Input →

==================================================

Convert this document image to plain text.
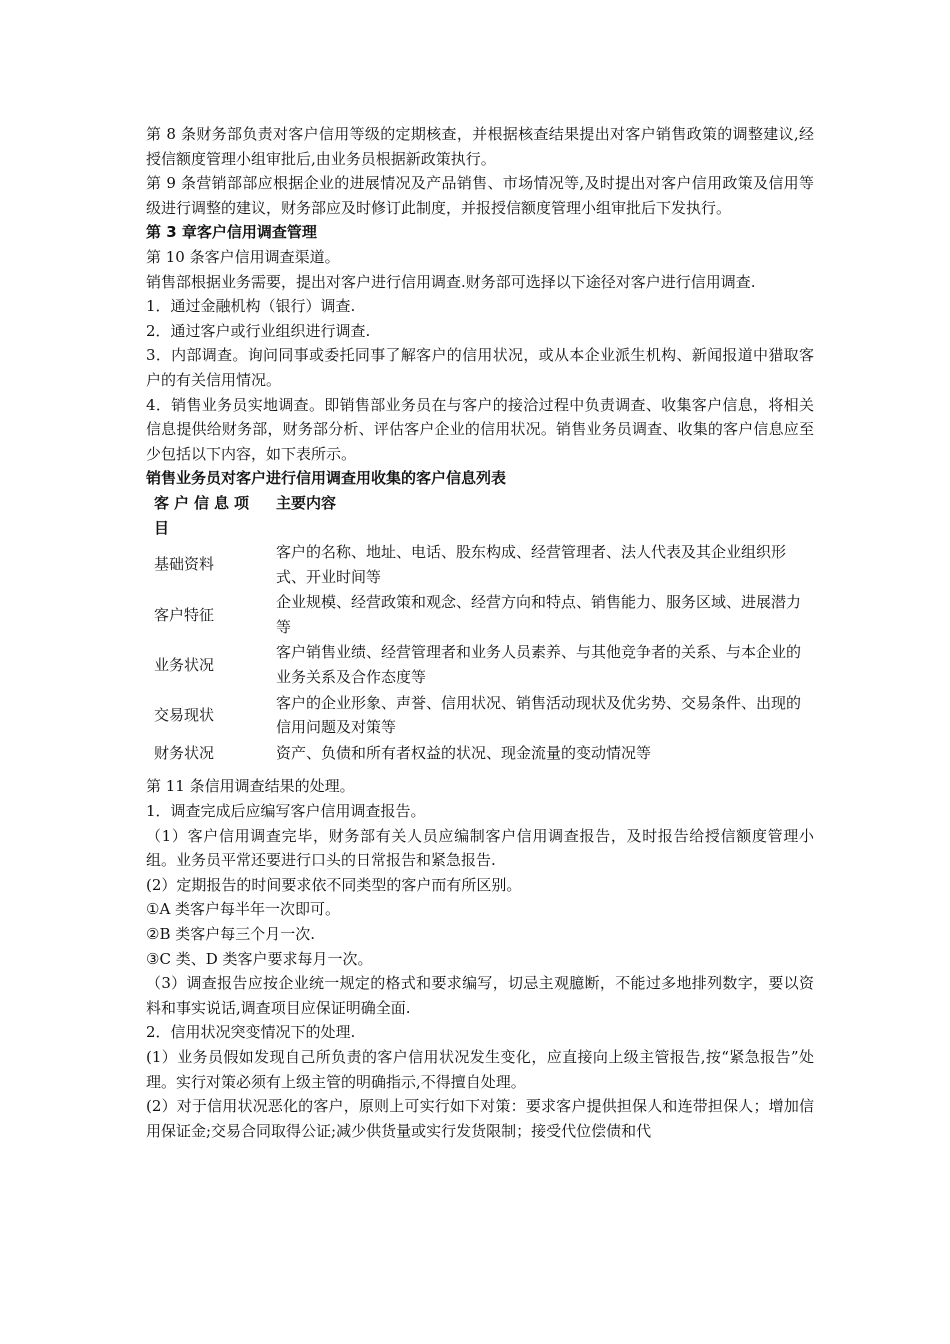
第 8 条财务部负责对客户信用等级的定期核查，并根据核查结果提出对客户销售政策的调整建议,经授信额度管理小组审批后,由业务员根据新政策执行。

第 9 条营销部部应根据企业的进展情况及产品销售、市场情况等,及时提出对客户信用政策及信用等级进行调整的建议，财务部应及时修订此制度，并报授信额度管理小组审批后下发执行。

第 3 章客户信用调查管理

第 10 条客户信用调查渠道。

销售部根据业务需要，提出对客户进行信用调查.财务部可选择以下途径对客户进行信用调查.

1．通过金融机构（银行）调查.

2．通过客户或行业组织进行调查.

3．内部调查。询问同事或委托同事了解客户的信用状况，或从本企业派生机构、新闻报道中猎取客户的有关信用情况。

4．销售业务员实地调查。即销售部业务员在与客户的接洽过程中负责调查、收集客户信息，将相关信息提供给财务部，财务部分析、评估客户企业的信用状况。销售业务员调查、收集的客户信息应至少包括以下内容，如下表所示。

销售业务员对客户进行信用调查用收集的客户信息列表

客户信息项目	主要内容
基础资料	客户的名称、地址、电话、股东构成、经营管理者、法人代表及其企业组织形式、开业时间等
客户特征	企业规模、经营政策和观念、经营方向和特点、销售能力、服务区域、进展潜力等
业务状况	客户销售业绩、经营管理者和业务人员素养、与其他竞争者的关系、与本企业的业务关系及合作态度等
交易现状	客户的企业形象、声誉、信用状况、销售活动现状及优劣势、交易条件、出现的信用问题及对策等
财务状况	资产、负债和所有者权益的状况、现金流量的变动情况等

第 11 条信用调查结果的处理。

1．调查完成后应编写客户信用调查报告。

（1）客户信用调查完毕，财务部有关人员应编制客户信用调查报告，及时报告给授信额度管理小组。业务员平常还要进行口头的日常报告和紧急报告.

(2）定期报告的时间要求依不同类型的客户而有所区别。

①A 类客户每半年一次即可。

②B 类客户每三个月一次.

③C 类、D 类客户要求每月一次。

（3）调查报告应按企业统一规定的格式和要求编写，切忌主观臆断，不能过多地排列数字，要以资料和事实说话,调查项目应保证明确全面.

2．信用状况突变情况下的处理.

(1）业务员假如发现自己所负责的客户信用状况发生变化，应直接向上级主管报告,按“紧急报告”处理。实行对策必须有上级主管的明确指示,不得擅自处理。

(2）对于信用状况恶化的客户，原则上可实行如下对策：要求客户提供担保人和连带担保人；增加信用保证金;交易合同取得公证;减少供货量或实行发货限制；接受代位偿债和代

==================================================

Work required → Print each record exactly as it stands, leaving the images out.

Response to the task →
Convert this document image to plain text.
第 8 条财务部负责对客户信用等级的定期核查，并根据核查结果提出对客户销售政策的调整建议,经授信额度管理小组审批后,由业务员根据新政策执行。

第 9 条营销部部应根据企业的进展情况及产品销售、市场情况等,及时提出对客户信用政策及信用等级进行调整的建议，财务部应及时修订此制度，并报授信额度管理小组审批后下发执行。

第 3 章客户信用调查管理

第 10 条客户信用调查渠道。

销售部根据业务需要，提出对客户进行信用调查.财务部可选择以下途径对客户进行信用调查.

1．通过金融机构（银行）调查.

2．通过客户或行业组织进行调查.

3．内部调查。询问同事或委托同事了解客户的信用状况，或从本企业派生机构、新闻报道中猎取客户的有关信用情况。

4．销售业务员实地调查。即销售部业务员在与客户的接洽过程中负责调查、收集客户信息，将相关信息提供给财务部，财务部分析、评估客户企业的信用状况。销售业务员调查、收集的客户信息应至少包括以下内容，如下表所示。

销售业务员对客户进行信用调查用收集的客户信息列表

客户信息项目	主要内容
基础资料	客户的名称、地址、电话、股东构成、经营管理者、法人代表及其企业组织形式、开业时间等
客户特征	企业规模、经营政策和观念、经营方向和特点、销售能力、服务区域、进展潜力等
业务状况	客户销售业绩、经营管理者和业务人员素养、与其他竞争者的关系、与本企业的业务关系及合作态度等
交易现状	客户的企业形象、声誉、信用状况、销售活动现状及优劣势、交易条件、出现的信用问题及对策等
财务状况	资产、负债和所有者权益的状况、现金流量的变动情况等

第 11 条信用调查结果的处理。

1．调查完成后应编写客户信用调查报告。

（1）客户信用调查完毕，财务部有关人员应编制客户信用调查报告，及时报告给授信额度管理小组。业务员平常还要进行口头的日常报告和紧急报告.

(2）定期报告的时间要求依不同类型的客户而有所区别。

①A 类客户每半年一次即可。

②B 类客户每三个月一次.

③C 类、D 类客户要求每月一次。

（3）调查报告应按企业统一规定的格式和要求编写，切忌主观臆断，不能过多地排列数字，要以资料和事实说话,调查项目应保证明确全面.

2．信用状况突变情况下的处理.

(1）业务员假如发现自己所负责的客户信用状况发生变化，应直接向上级主管报告,按“紧急报告”处理。实行对策必须有上级主管的明确指示,不得擅自处理。

(2）对于信用状况恶化的客户，原则上可实行如下对策：要求客户提供担保人和连带担保人；增加信用保证金;交易合同取得公证;减少供货量或实行发货限制；接受代位偿债和代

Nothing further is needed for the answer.